SHORT TASK
Omit all images, then return the remaining material exactly as it stands.

Entries with figure data:
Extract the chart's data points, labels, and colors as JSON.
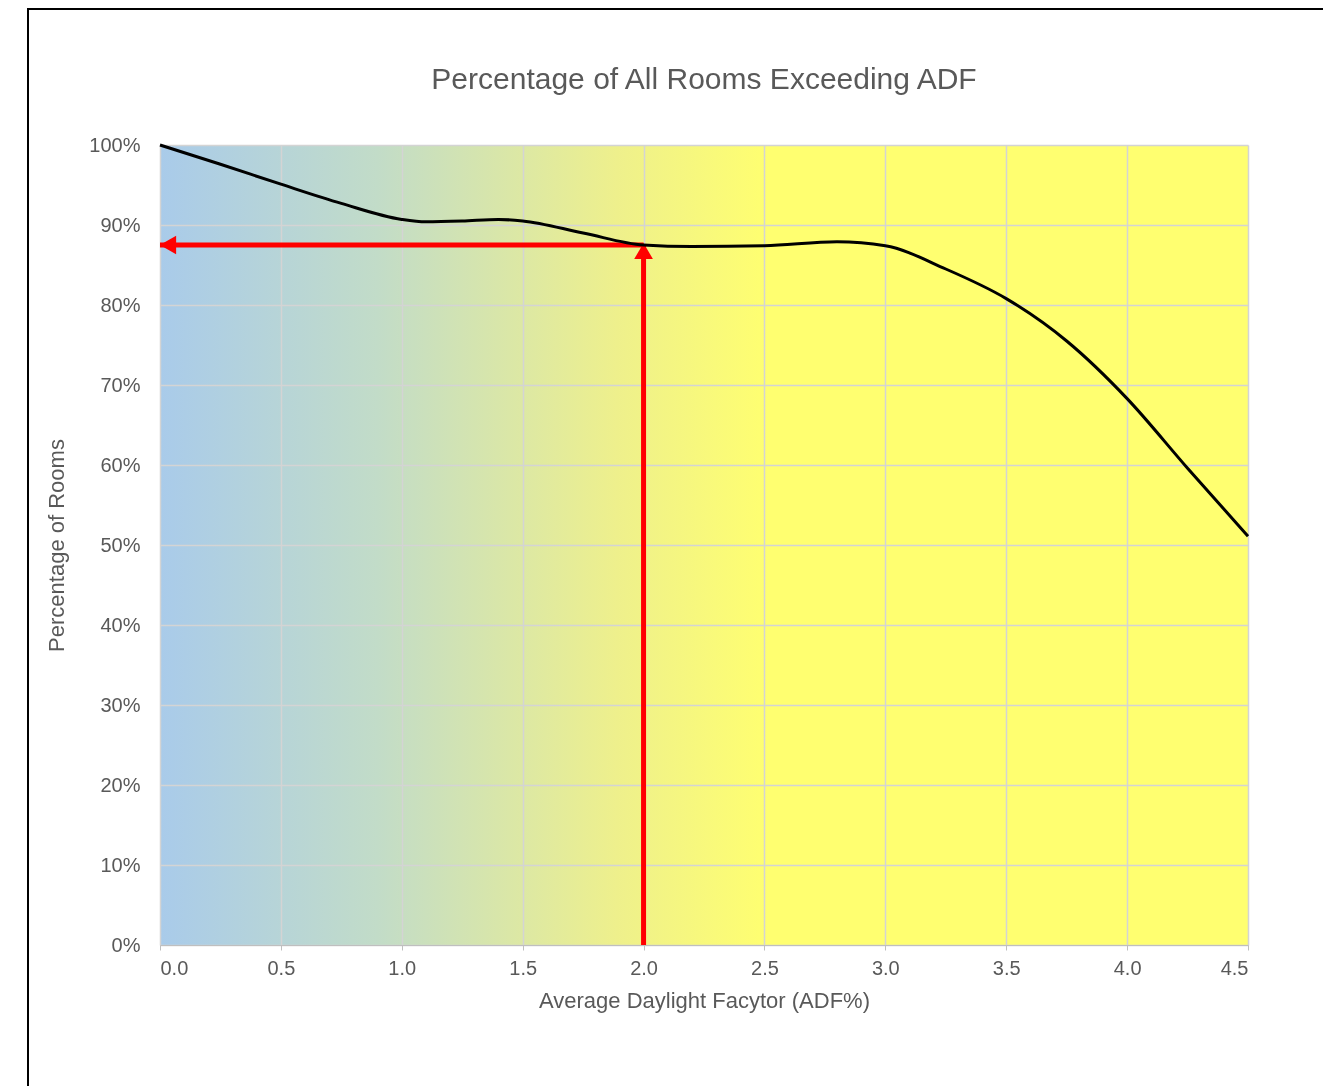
{
  "chart_data": {
    "type": "line",
    "title": "Percentage of All Rooms Exceeding ADF",
    "xlabel": "Average Daylight Facytor (ADF%)",
    "ylabel": "Percentage of Rooms",
    "x": [
      0,
      0.25,
      0.5,
      0.75,
      1.0,
      1.1,
      1.25,
      1.4,
      1.5,
      1.75,
      2.0,
      2.2,
      2.5,
      2.8,
      3.0,
      3.25,
      3.5,
      3.75,
      4.0,
      4.25,
      4.5
    ],
    "series": [
      {
        "color": "#000000",
        "values": [
          100,
          97.6,
          95.1,
          92.7,
          90.7,
          90.4,
          90.5,
          90.7,
          90.5,
          89.0,
          87.5,
          87.3,
          87.4,
          87.9,
          87.4,
          84.5,
          80.8,
          75.5,
          68.3,
          59.6,
          51.1
        ]
      }
    ],
    "xlim": [
      0,
      4.5
    ],
    "ylim": [
      0,
      100
    ],
    "xticks": [
      {
        "value": 0,
        "label": "0.0"
      },
      {
        "value": 0.5,
        "label": "0.5"
      },
      {
        "value": 1,
        "label": "1.0"
      },
      {
        "value": 1.5,
        "label": "1.5"
      },
      {
        "value": 2,
        "label": "2.0"
      },
      {
        "value": 2.5,
        "label": "2.5"
      },
      {
        "value": 3,
        "label": "3.0"
      },
      {
        "value": 3.5,
        "label": "3.5"
      },
      {
        "value": 4,
        "label": "4.0"
      },
      {
        "value": 4.5,
        "label": "4.5"
      }
    ],
    "yticks": [
      {
        "value": 0,
        "label": "0%"
      },
      {
        "value": 10,
        "label": "10%"
      },
      {
        "value": 20,
        "label": "20%"
      },
      {
        "value": 30,
        "label": "30%"
      },
      {
        "value": 40,
        "label": "40%"
      },
      {
        "value": 50,
        "label": "50%"
      },
      {
        "value": 60,
        "label": "60%"
      },
      {
        "value": 70,
        "label": "70%"
      },
      {
        "value": 80,
        "label": "80%"
      },
      {
        "value": 90,
        "label": "90%"
      },
      {
        "value": 100,
        "label": "100%"
      }
    ],
    "ref_lines": [
      {
        "axis": "x",
        "value": 2.0,
        "color": "#ff0000"
      },
      {
        "axis": "y",
        "value": 87.5,
        "color": "#ff0000"
      }
    ],
    "grid": true,
    "legend": false,
    "marker": "none",
    "line_style": "solid"
  }
}
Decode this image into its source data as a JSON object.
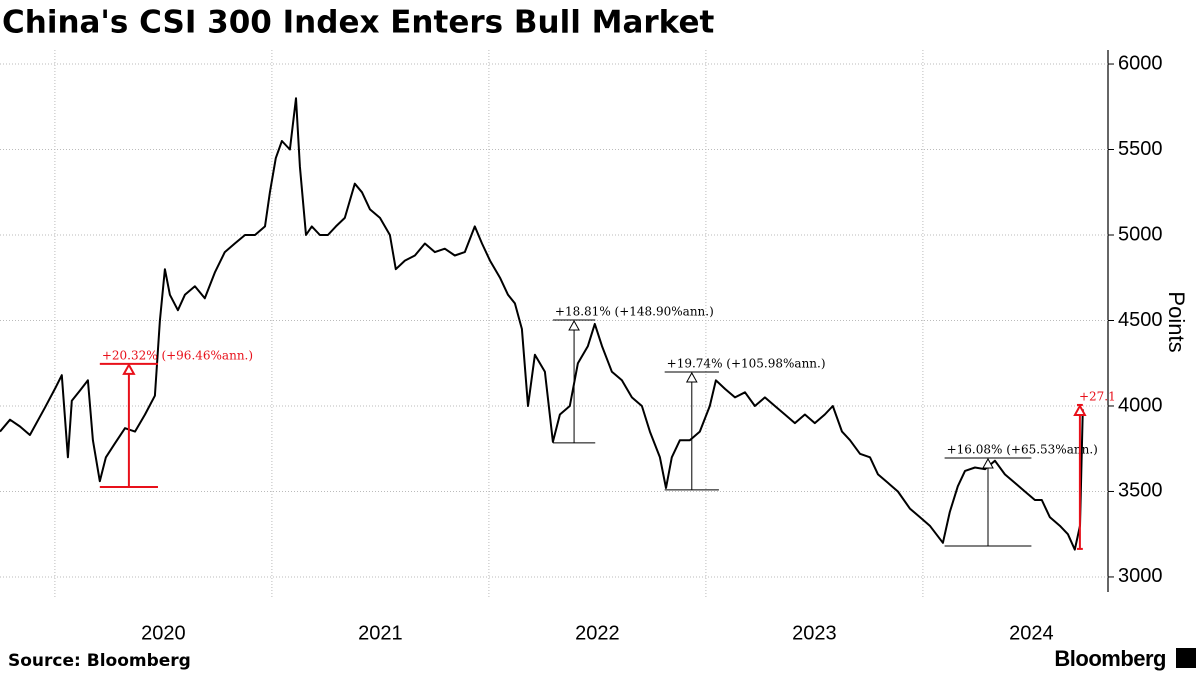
{
  "chart_data": {
    "type": "line",
    "title": "China's CSI 300 Index Enters Bull Market",
    "y_axis_label": "Points",
    "source": "Source: Bloomberg",
    "brand": "Bloomberg",
    "x": [
      2019.747,
      2019.793,
      2019.839,
      2019.885,
      2019.954,
      2020.0,
      2020.032,
      2020.06,
      2020.078,
      2020.115,
      2020.152,
      2020.175,
      2020.207,
      2020.235,
      2020.276,
      2020.323,
      2020.369,
      2020.415,
      2020.461,
      2020.484,
      2020.507,
      2020.53,
      2020.567,
      2020.599,
      2020.645,
      2020.691,
      2020.737,
      2020.783,
      2020.829,
      2020.876,
      2020.922,
      2020.968,
      2020.991,
      2021.018,
      2021.046,
      2021.083,
      2021.111,
      2021.129,
      2021.157,
      2021.184,
      2021.221,
      2021.258,
      2021.295,
      2021.336,
      2021.382,
      2021.415,
      2021.452,
      2021.498,
      2021.544,
      2021.571,
      2021.613,
      2021.659,
      2021.705,
      2021.751,
      2021.797,
      2021.843,
      2021.889,
      2021.935,
      2021.968,
      2022.005,
      2022.051,
      2022.088,
      2022.12,
      2022.152,
      2022.18,
      2022.212,
      2022.258,
      2022.295,
      2022.327,
      2022.373,
      2022.41,
      2022.456,
      2022.488,
      2022.521,
      2022.567,
      2022.613,
      2022.659,
      2022.705,
      2022.742,
      2022.788,
      2022.816,
      2022.843,
      2022.88,
      2022.926,
      2022.972,
      2023.018,
      2023.046,
      2023.088,
      2023.134,
      2023.18,
      2023.226,
      2023.272,
      2023.318,
      2023.364,
      2023.41,
      2023.456,
      2023.502,
      2023.548,
      2023.585,
      2023.627,
      2023.664,
      2023.71,
      2023.756,
      2023.793,
      2023.839,
      2023.885,
      2023.94,
      2023.986,
      2024.032,
      2024.092,
      2024.124,
      2024.161,
      2024.194,
      2024.24,
      2024.286,
      2024.332,
      2024.378,
      2024.424,
      2024.47,
      2024.516,
      2024.548,
      2024.585,
      2024.631,
      2024.668,
      2024.7,
      2024.724,
      2024.737
    ],
    "series": [
      {
        "name": "CSI 300",
        "color": "#000000",
        "values": [
          3850,
          3920,
          3880,
          3830,
          3990,
          4100,
          4180,
          3700,
          4030,
          4090,
          4150,
          3800,
          3560,
          3700,
          3780,
          3870,
          3850,
          3950,
          4060,
          4500,
          4800,
          4650,
          4560,
          4650,
          4700,
          4630,
          4780,
          4900,
          4950,
          5000,
          5000,
          5050,
          5250,
          5450,
          5550,
          5500,
          5800,
          5400,
          5000,
          5050,
          5000,
          5000,
          5050,
          5100,
          5300,
          5250,
          5150,
          5100,
          5000,
          4800,
          4850,
          4880,
          4950,
          4900,
          4920,
          4880,
          4900,
          5050,
          4950,
          4850,
          4750,
          4650,
          4600,
          4450,
          4000,
          4300,
          4200,
          3790,
          3950,
          4000,
          4250,
          4350,
          4480,
          4350,
          4200,
          4150,
          4050,
          4000,
          3850,
          3700,
          3520,
          3700,
          3800,
          3800,
          3850,
          4000,
          4150,
          4100,
          4050,
          4080,
          4000,
          4050,
          4000,
          3950,
          3900,
          3950,
          3900,
          3950,
          4000,
          3850,
          3800,
          3720,
          3700,
          3600,
          3550,
          3500,
          3400,
          3350,
          3300,
          3200,
          3380,
          3530,
          3620,
          3640,
          3630,
          3680,
          3600,
          3550,
          3500,
          3450,
          3450,
          3350,
          3300,
          3250,
          3160,
          3300,
          3980
        ]
      }
    ],
    "xlim": [
      2019.747,
      2024.853
    ],
    "xticks": [
      {
        "value": 2020,
        "label": "2020"
      },
      {
        "value": 2021,
        "label": "2021"
      },
      {
        "value": 2022,
        "label": "2022"
      },
      {
        "value": 2023,
        "label": "2023"
      },
      {
        "value": 2024,
        "label": "2024"
      }
    ],
    "ylim": [
      2912,
      6082
    ],
    "yticks": [
      3000,
      3500,
      4000,
      4500,
      5000,
      5500,
      6000
    ],
    "grid": true,
    "annotations": [
      {
        "text": "+20.32% (+96.46%ann.)",
        "x0": 2020.207,
        "x1": 2020.475,
        "low": 3526,
        "high": 4246,
        "color": "#e8101a"
      },
      {
        "text": "+18.81% (+148.90%ann.)",
        "x0": 2022.295,
        "x1": 2022.49,
        "low": 3784,
        "high": 4503,
        "color": "#000000"
      },
      {
        "text": "+19.74% (+105.98%ann.)",
        "x0": 2022.81,
        "x1": 2023.06,
        "low": 3509,
        "high": 4199,
        "color": "#000000"
      },
      {
        "text": "+16.08% (+65.53%ann.)",
        "x0": 2024.1,
        "x1": 2024.5,
        "low": 3181,
        "high": 3696,
        "color": "#000000"
      },
      {
        "text": "+27.1",
        "x0": 2024.71,
        "x1": 2024.737,
        "low": 3164,
        "high": 4006,
        "color": "#e8101a"
      }
    ]
  }
}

OUTPUT OF THE EXERCISE
Extract the chart's data points, labels, and colors as JSON.
{
  "chart_data": {
    "type": "line",
    "title": "Percentage of All Rooms Exceeding ADF",
    "xlabel": "Average Daylight Facytor (ADF%)",
    "ylabel": "Percentage of Rooms",
    "x": [
      0,
      0.25,
      0.5,
      0.75,
      1.0,
      1.1,
      1.25,
      1.4,
      1.5,
      1.75,
      2.0,
      2.2,
      2.5,
      2.8,
      3.0,
      3.25,
      3.5,
      3.75,
      4.0,
      4.25,
      4.5
    ],
    "series": [
      {
        "color": "#000000",
        "values": [
          100,
          97.6,
          95.1,
          92.7,
          90.7,
          90.4,
          90.5,
          90.7,
          90.5,
          89.0,
          87.5,
          87.3,
          87.4,
          87.9,
          87.4,
          84.5,
          80.8,
          75.5,
          68.3,
          59.6,
          51.1
        ]
      }
    ],
    "xlim": [
      0,
      4.5
    ],
    "ylim": [
      0,
      100
    ],
    "xticks": [
      {
        "value": 0,
        "label": "0.0"
      },
      {
        "value": 0.5,
        "label": "0.5"
      },
      {
        "value": 1,
        "label": "1.0"
      },
      {
        "value": 1.5,
        "label": "1.5"
      },
      {
        "value": 2,
        "label": "2.0"
      },
      {
        "value": 2.5,
        "label": "2.5"
      },
      {
        "value": 3,
        "label": "3.0"
      },
      {
        "value": 3.5,
        "label": "3.5"
      },
      {
        "value": 4,
        "label": "4.0"
      },
      {
        "value": 4.5,
        "label": "4.5"
      }
    ],
    "yticks": [
      {
        "value": 0,
        "label": "0%"
      },
      {
        "value": 10,
        "label": "10%"
      },
      {
        "value": 20,
        "label": "20%"
      },
      {
        "value": 30,
        "label": "30%"
      },
      {
        "value": 40,
        "label": "40%"
      },
      {
        "value": 50,
        "label": "50%"
      },
      {
        "value": 60,
        "label": "60%"
      },
      {
        "value": 70,
        "label": "70%"
      },
      {
        "value": 80,
        "label": "80%"
      },
      {
        "value": 90,
        "label": "90%"
      },
      {
        "value": 100,
        "label": "100%"
      }
    ],
    "ref_lines": [
      {
        "axis": "x",
        "value": 2.0,
        "color": "#ff0000"
      },
      {
        "axis": "y",
        "value": 87.5,
        "color": "#ff0000"
      }
    ],
    "grid": true,
    "legend": false,
    "marker": "none",
    "line_style": "solid"
  }
}
Decode this image into its source data as a JSON object.
{
  "chart_data": {
    "type": "line",
    "title": "China's CSI 300 Index Enters Bull Market",
    "y_axis_label": "Points",
    "source": "Source: Bloomberg",
    "brand": "Bloomberg",
    "x": [
      2019.747,
      2019.793,
      2019.839,
      2019.885,
      2019.954,
      2020.0,
      2020.032,
      2020.06,
      2020.078,
      2020.115,
      2020.152,
      2020.175,
      2020.207,
      2020.235,
      2020.276,
      2020.323,
      2020.369,
      2020.415,
      2020.461,
      2020.484,
      2020.507,
      2020.53,
      2020.567,
      2020.599,
      2020.645,
      2020.691,
      2020.737,
      2020.783,
      2020.829,
      2020.876,
      2020.922,
      2020.968,
      2020.991,
      2021.018,
      2021.046,
      2021.083,
      2021.111,
      2021.129,
      2021.157,
      2021.184,
      2021.221,
      2021.258,
      2021.295,
      2021.336,
      2021.382,
      2021.415,
      2021.452,
      2021.498,
      2021.544,
      2021.571,
      2021.613,
      2021.659,
      2021.705,
      2021.751,
      2021.797,
      2021.843,
      2021.889,
      2021.935,
      2021.968,
      2022.005,
      2022.051,
      2022.088,
      2022.12,
      2022.152,
      2022.18,
      2022.212,
      2022.258,
      2022.295,
      2022.327,
      2022.373,
      2022.41,
      2022.456,
      2022.488,
      2022.521,
      2022.567,
      2022.613,
      2022.659,
      2022.705,
      2022.742,
      2022.788,
      2022.816,
      2022.843,
      2022.88,
      2022.926,
      2022.972,
      2023.018,
      2023.046,
      2023.088,
      2023.134,
      2023.18,
      2023.226,
      2023.272,
      2023.318,
      2023.364,
      2023.41,
      2023.456,
      2023.502,
      2023.548,
      2023.585,
      2023.627,
      2023.664,
      2023.71,
      2023.756,
      2023.793,
      2023.839,
      2023.885,
      2023.94,
      2023.986,
      2024.032,
      2024.092,
      2024.124,
      2024.161,
      2024.194,
      2024.24,
      2024.286,
      2024.332,
      2024.378,
      2024.424,
      2024.47,
      2024.516,
      2024.548,
      2024.585,
      2024.631,
      2024.668,
      2024.7,
      2024.724,
      2024.737
    ],
    "series": [
      {
        "name": "CSI 300",
        "color": "#000000",
        "values": [
          3850,
          3920,
          3880,
          3830,
          3990,
          4100,
          4180,
          3700,
          4030,
          4090,
          4150,
          3800,
          3560,
          3700,
          3780,
          3870,
          3850,
          3950,
          4060,
          4500,
          4800,
          4650,
          4560,
          4650,
          4700,
          4630,
          4780,
          4900,
          4950,
          5000,
          5000,
          5050,
          5250,
          5450,
          5550,
          5500,
          5800,
          5400,
          5000,
          5050,
          5000,
          5000,
          5050,
          5100,
          5300,
          5250,
          5150,
          5100,
          5000,
          4800,
          4850,
          4880,
          4950,
          4900,
          4920,
          4880,
          4900,
          5050,
          4950,
          4850,
          4750,
          4650,
          4600,
          4450,
          4000,
          4300,
          4200,
          3790,
          3950,
          4000,
          4250,
          4350,
          4480,
          4350,
          4200,
          4150,
          4050,
          4000,
          3850,
          3700,
          3520,
          3700,
          3800,
          3800,
          3850,
          4000,
          4150,
          4100,
          4050,
          4080,
          4000,
          4050,
          4000,
          3950,
          3900,
          3950,
          3900,
          3950,
          4000,
          3850,
          3800,
          3720,
          3700,
          3600,
          3550,
          3500,
          3400,
          3350,
          3300,
          3200,
          3380,
          3530,
          3620,
          3640,
          3630,
          3680,
          3600,
          3550,
          3500,
          3450,
          3450,
          3350,
          3300,
          3250,
          3160,
          3300,
          3980
        ]
      }
    ],
    "xlim": [
      2019.747,
      2024.853
    ],
    "xticks": [
      {
        "value": 2020,
        "label": "2020"
      },
      {
        "value": 2021,
        "label": "2021"
      },
      {
        "value": 2022,
        "label": "2022"
      },
      {
        "value": 2023,
        "label": "2023"
      },
      {
        "value": 2024,
        "label": "2024"
      }
    ],
    "ylim": [
      2912,
      6082
    ],
    "yticks": [
      3000,
      3500,
      4000,
      4500,
      5000,
      5500,
      6000
    ],
    "grid": true,
    "annotations": [
      {
        "text": "+20.32% (+96.46%ann.)",
        "x0": 2020.207,
        "x1": 2020.475,
        "low": 3526,
        "high": 4246,
        "color": "#e8101a"
      },
      {
        "text": "+18.81% (+148.90%ann.)",
        "x0": 2022.295,
        "x1": 2022.49,
        "low": 3784,
        "high": 4503,
        "color": "#000000"
      },
      {
        "text": "+19.74% (+105.98%ann.)",
        "x0": 2022.81,
        "x1": 2023.06,
        "low": 3509,
        "high": 4199,
        "color": "#000000"
      },
      {
        "text": "+16.08% (+65.53%ann.)",
        "x0": 2024.1,
        "x1": 2024.5,
        "low": 3181,
        "high": 3696,
        "color": "#000000"
      },
      {
        "text": "+27.1",
        "x0": 2024.71,
        "x1": 2024.737,
        "low": 3164,
        "high": 4006,
        "color": "#e8101a"
      }
    ]
  }
}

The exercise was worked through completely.